## TASK OBJECTIVE
Return every entry exactly.

[Start SOURCE MATERIAL]

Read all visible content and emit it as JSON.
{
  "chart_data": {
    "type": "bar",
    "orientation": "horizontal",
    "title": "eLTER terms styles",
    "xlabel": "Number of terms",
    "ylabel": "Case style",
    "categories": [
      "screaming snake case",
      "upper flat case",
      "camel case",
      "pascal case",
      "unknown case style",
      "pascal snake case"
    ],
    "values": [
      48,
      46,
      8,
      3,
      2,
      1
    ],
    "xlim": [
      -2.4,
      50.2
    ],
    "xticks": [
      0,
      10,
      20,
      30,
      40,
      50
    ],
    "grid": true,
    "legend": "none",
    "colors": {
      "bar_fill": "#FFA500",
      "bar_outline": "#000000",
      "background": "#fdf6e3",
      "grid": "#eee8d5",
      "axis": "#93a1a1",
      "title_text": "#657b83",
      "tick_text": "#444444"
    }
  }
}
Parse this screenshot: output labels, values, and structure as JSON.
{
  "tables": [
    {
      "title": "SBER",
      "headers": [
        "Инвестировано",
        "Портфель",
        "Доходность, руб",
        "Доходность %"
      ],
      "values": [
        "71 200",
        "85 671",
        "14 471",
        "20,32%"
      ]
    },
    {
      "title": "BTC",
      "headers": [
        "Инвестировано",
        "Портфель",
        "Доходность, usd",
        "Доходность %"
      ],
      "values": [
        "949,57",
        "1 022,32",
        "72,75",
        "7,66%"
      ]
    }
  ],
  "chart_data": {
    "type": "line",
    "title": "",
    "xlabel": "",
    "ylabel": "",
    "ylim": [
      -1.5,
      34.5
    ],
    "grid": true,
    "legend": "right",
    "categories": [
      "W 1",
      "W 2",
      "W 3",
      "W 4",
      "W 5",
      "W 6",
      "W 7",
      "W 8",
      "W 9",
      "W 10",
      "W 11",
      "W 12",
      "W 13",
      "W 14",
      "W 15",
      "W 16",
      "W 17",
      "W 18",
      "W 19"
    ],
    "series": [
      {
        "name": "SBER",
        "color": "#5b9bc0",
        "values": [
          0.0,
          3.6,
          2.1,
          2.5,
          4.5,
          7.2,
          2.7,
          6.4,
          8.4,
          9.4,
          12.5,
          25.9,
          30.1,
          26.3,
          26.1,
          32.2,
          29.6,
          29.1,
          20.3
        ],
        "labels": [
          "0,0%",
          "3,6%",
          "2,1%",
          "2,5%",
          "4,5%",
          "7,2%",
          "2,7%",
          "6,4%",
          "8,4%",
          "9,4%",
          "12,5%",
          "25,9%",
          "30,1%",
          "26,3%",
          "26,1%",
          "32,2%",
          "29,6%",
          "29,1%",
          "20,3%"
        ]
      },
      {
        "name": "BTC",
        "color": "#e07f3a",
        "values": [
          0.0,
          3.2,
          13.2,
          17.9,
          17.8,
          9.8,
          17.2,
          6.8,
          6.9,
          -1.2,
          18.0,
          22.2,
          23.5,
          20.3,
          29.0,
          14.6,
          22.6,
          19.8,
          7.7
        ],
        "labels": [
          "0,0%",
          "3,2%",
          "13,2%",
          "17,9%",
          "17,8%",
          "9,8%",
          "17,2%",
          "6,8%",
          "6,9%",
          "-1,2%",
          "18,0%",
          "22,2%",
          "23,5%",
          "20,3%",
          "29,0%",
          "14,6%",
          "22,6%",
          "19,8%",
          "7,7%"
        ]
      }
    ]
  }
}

[End SOURCE MATERIAL]

## THE SOLUTION
Read all visible content and emit it as JSON.
{
  "chart_data": {
    "type": "bar",
    "orientation": "horizontal",
    "title": "eLTER terms styles",
    "xlabel": "Number of terms",
    "ylabel": "Case style",
    "categories": [
      "screaming snake case",
      "upper flat case",
      "camel case",
      "pascal case",
      "unknown case style",
      "pascal snake case"
    ],
    "values": [
      48,
      46,
      8,
      3,
      2,
      1
    ],
    "xlim": [
      -2.4,
      50.2
    ],
    "xticks": [
      0,
      10,
      20,
      30,
      40,
      50
    ],
    "grid": true,
    "legend": "none",
    "colors": {
      "bar_fill": "#FFA500",
      "bar_outline": "#000000",
      "background": "#fdf6e3",
      "grid": "#eee8d5",
      "axis": "#93a1a1",
      "title_text": "#657b83",
      "tick_text": "#444444"
    }
  }
}
Parse this screenshot: output labels, values, and structure as JSON.
{
  "tables": [
    {
      "title": "SBER",
      "headers": [
        "Инвестировано",
        "Портфель",
        "Доходность, руб",
        "Доходность %"
      ],
      "values": [
        "71 200",
        "85 671",
        "14 471",
        "20,32%"
      ]
    },
    {
      "title": "BTC",
      "headers": [
        "Инвестировано",
        "Портфель",
        "Доходность, usd",
        "Доходность %"
      ],
      "values": [
        "949,57",
        "1 022,32",
        "72,75",
        "7,66%"
      ]
    }
  ],
  "chart_data": {
    "type": "line",
    "title": "",
    "xlabel": "",
    "ylabel": "",
    "ylim": [
      -1.5,
      34.5
    ],
    "grid": true,
    "legend": "right",
    "categories": [
      "W 1",
      "W 2",
      "W 3",
      "W 4",
      "W 5",
      "W 6",
      "W 7",
      "W 8",
      "W 9",
      "W 10",
      "W 11",
      "W 12",
      "W 13",
      "W 14",
      "W 15",
      "W 16",
      "W 17",
      "W 18",
      "W 19"
    ],
    "series": [
      {
        "name": "SBER",
        "color": "#5b9bc0",
        "values": [
          0.0,
          3.6,
          2.1,
          2.5,
          4.5,
          7.2,
          2.7,
          6.4,
          8.4,
          9.4,
          12.5,
          25.9,
          30.1,
          26.3,
          26.1,
          32.2,
          29.6,
          29.1,
          20.3
        ],
        "labels": [
          "0,0%",
          "3,6%",
          "2,1%",
          "2,5%",
          "4,5%",
          "7,2%",
          "2,7%",
          "6,4%",
          "8,4%",
          "9,4%",
          "12,5%",
          "25,9%",
          "30,1%",
          "26,3%",
          "26,1%",
          "32,2%",
          "29,6%",
          "29,1%",
          "20,3%"
        ]
      },
      {
        "name": "BTC",
        "color": "#e07f3a",
        "values": [
          0.0,
          3.2,
          13.2,
          17.9,
          17.8,
          9.8,
          17.2,
          6.8,
          6.9,
          -1.2,
          18.0,
          22.2,
          23.5,
          20.3,
          29.0,
          14.6,
          22.6,
          19.8,
          7.7
        ],
        "labels": [
          "0,0%",
          "3,2%",
          "13,2%",
          "17,9%",
          "17,8%",
          "9,8%",
          "17,2%",
          "6,8%",
          "6,9%",
          "-1,2%",
          "18,0%",
          "22,2%",
          "23,5%",
          "20,3%",
          "29,0%",
          "14,6%",
          "22,6%",
          "19,8%",
          "7,7%"
        ]
      }
    ]
  }
}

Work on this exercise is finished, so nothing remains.